## Instruction
Read through the entries below and return each line with the word "project".

## Dataset extract
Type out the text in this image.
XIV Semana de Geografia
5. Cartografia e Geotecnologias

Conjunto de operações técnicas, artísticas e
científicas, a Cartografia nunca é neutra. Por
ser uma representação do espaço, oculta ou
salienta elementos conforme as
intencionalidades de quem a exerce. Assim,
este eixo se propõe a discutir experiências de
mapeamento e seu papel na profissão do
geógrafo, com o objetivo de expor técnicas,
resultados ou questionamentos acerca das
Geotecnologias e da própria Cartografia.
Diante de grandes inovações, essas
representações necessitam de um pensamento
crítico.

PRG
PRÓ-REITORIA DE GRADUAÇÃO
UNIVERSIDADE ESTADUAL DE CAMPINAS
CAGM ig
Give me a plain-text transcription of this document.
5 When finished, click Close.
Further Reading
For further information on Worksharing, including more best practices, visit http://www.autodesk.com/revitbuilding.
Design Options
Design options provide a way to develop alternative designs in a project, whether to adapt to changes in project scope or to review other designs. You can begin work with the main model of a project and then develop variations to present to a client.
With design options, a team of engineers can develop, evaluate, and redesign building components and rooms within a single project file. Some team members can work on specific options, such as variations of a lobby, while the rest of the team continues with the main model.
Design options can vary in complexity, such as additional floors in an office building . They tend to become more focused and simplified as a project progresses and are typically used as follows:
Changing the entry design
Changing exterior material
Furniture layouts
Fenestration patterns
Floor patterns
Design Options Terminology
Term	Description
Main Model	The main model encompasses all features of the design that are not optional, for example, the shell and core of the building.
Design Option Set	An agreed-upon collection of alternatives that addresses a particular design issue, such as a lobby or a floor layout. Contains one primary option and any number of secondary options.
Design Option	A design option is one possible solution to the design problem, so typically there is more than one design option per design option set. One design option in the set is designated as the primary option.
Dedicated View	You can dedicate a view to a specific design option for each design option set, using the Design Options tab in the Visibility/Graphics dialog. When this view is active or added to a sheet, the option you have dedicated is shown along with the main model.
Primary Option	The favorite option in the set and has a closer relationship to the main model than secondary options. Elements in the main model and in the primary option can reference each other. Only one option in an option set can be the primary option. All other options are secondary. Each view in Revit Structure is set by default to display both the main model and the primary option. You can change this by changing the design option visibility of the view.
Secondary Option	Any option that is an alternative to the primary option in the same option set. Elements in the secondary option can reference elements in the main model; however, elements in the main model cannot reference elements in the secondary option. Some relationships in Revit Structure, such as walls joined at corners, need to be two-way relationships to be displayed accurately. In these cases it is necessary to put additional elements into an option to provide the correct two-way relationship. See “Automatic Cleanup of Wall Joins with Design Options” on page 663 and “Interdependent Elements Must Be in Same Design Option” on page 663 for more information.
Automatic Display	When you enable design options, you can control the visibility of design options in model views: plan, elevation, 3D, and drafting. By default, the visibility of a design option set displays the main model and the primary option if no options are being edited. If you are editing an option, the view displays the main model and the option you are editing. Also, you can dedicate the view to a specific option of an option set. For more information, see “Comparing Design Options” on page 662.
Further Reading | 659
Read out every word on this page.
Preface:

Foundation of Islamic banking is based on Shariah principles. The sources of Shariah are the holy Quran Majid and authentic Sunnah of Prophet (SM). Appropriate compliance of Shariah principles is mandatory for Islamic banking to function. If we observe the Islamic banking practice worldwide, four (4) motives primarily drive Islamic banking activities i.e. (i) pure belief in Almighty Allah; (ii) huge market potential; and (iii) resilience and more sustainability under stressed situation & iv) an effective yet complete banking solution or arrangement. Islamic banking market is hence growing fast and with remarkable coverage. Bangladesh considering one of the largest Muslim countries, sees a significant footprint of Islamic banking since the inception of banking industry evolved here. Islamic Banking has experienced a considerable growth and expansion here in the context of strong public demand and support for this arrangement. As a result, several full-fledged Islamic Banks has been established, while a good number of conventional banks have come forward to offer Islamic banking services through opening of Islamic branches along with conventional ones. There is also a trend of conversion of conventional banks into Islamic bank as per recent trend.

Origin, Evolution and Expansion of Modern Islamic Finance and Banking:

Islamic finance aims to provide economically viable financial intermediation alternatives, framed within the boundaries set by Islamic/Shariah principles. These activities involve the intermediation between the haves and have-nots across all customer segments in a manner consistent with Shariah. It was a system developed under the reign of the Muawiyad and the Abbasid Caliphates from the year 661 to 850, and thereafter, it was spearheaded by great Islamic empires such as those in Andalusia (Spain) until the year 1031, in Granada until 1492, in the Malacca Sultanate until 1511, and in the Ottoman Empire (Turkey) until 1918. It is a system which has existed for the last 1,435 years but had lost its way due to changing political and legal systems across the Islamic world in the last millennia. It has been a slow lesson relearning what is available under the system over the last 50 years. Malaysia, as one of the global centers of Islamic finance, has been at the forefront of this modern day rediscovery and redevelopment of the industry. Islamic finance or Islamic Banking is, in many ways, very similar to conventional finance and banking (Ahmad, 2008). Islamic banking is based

## Task solution
Design options provide a way to develop alternative designs in a project, whether to adapt to changes in project scope or to review other designs. You can begin work with the main model of a project and then develop variations to present to a client.
With design options, a team of engineers can develop, evaluate, and redesign building components and rooms within a single project file. Some team members can work on specific options, such as variations of a lobby, while the rest of the team continues with the main model.
Design options can vary in complexity, such as additional floors in an office building . They tend to become more focused and simplified as a project progresses and are typically used as follows:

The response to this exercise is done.